* DO THIS: Would you restate all the data that follows, word for word?

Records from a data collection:
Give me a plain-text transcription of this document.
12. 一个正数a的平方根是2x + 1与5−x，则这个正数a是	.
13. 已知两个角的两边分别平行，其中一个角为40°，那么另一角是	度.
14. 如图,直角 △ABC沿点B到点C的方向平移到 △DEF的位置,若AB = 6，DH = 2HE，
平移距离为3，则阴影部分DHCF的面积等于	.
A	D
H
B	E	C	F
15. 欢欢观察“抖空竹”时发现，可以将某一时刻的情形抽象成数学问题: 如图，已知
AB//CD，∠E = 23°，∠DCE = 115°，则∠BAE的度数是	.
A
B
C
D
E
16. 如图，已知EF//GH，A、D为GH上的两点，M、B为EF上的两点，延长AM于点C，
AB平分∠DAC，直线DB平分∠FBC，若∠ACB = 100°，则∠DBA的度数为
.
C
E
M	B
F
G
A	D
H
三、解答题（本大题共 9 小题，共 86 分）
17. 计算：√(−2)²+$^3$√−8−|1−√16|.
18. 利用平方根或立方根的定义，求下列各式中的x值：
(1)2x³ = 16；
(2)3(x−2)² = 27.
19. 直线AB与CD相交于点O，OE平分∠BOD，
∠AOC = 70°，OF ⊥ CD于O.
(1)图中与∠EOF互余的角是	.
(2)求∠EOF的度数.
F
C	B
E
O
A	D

* TASK SOLUTION:
Give me a plain-text transcription of this document.
12. 一个正数a的平方根是2x + 1与5−x，则这个正数a是	.
13. 已知两个角的两边分别平行，其中一个角为40°，那么另一角是	度.
14. 如图,直角 △ABC沿点B到点C的方向平移到 △DEF的位置,若AB = 6，DH = 2HE，
平移距离为3，则阴影部分DHCF的面积等于	.
A	D
H
B	E	C	F
15. 欢欢观察“抖空竹”时发现，可以将某一时刻的情形抽象成数学问题: 如图，已知
AB//CD，∠E = 23°，∠DCE = 115°，则∠BAE的度数是	.
A
B
C
D
E
16. 如图，已知EF//GH，A、D为GH上的两点，M、B为EF上的两点，延长AM于点C，
AB平分∠DAC，直线DB平分∠FBC，若∠ACB = 100°，则∠DBA的度数为
.
C
E
M	B
F
G
A	D
H
三、解答题（本大题共 9 小题，共 86 分）
17. 计算：√(−2)²+$^3$√−8−|1−√16|.
18. 利用平方根或立方根的定义，求下列各式中的x值：
(1)2x³ = 16；
(2)3(x−2)² = 27.
19. 直线AB与CD相交于点O，OE平分∠BOD，
∠AOC = 70°，OF ⊥ CD于O.
(1)图中与∠EOF互余的角是	.
(2)求∠EOF的度数.
F
C	B
E
O
A	D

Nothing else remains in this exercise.